___ EXERCISE MATERIALS ___

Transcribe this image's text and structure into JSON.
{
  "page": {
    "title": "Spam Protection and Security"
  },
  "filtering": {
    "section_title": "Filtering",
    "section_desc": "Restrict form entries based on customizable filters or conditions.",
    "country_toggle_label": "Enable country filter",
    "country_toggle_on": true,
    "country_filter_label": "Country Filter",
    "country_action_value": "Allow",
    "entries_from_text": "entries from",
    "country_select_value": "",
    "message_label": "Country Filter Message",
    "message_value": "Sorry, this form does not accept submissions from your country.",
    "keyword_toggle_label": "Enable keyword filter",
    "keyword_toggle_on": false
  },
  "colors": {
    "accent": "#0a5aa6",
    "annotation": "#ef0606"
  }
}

___

◆ INSTRUCTIONS TO FOLLOW ◆
Return every line exactly.

◆ CORRECT ANSWER ◆
Transcribe this image's text and structure into JSON.
{
  "page": {
    "title": "Spam Protection and Security"
  },
  "filtering": {
    "section_title": "Filtering",
    "section_desc": "Restrict form entries based on customizable filters or conditions.",
    "country_toggle_label": "Enable country filter",
    "country_toggle_on": true,
    "country_filter_label": "Country Filter",
    "country_action_value": "Allow",
    "entries_from_text": "entries from",
    "country_select_value": "",
    "message_label": "Country Filter Message",
    "message_value": "Sorry, this form does not accept submissions from your country.",
    "keyword_toggle_label": "Enable keyword filter",
    "keyword_toggle_on": false
  },
  "colors": {
    "accent": "#0a5aa6",
    "annotation": "#ef0606"
  }
}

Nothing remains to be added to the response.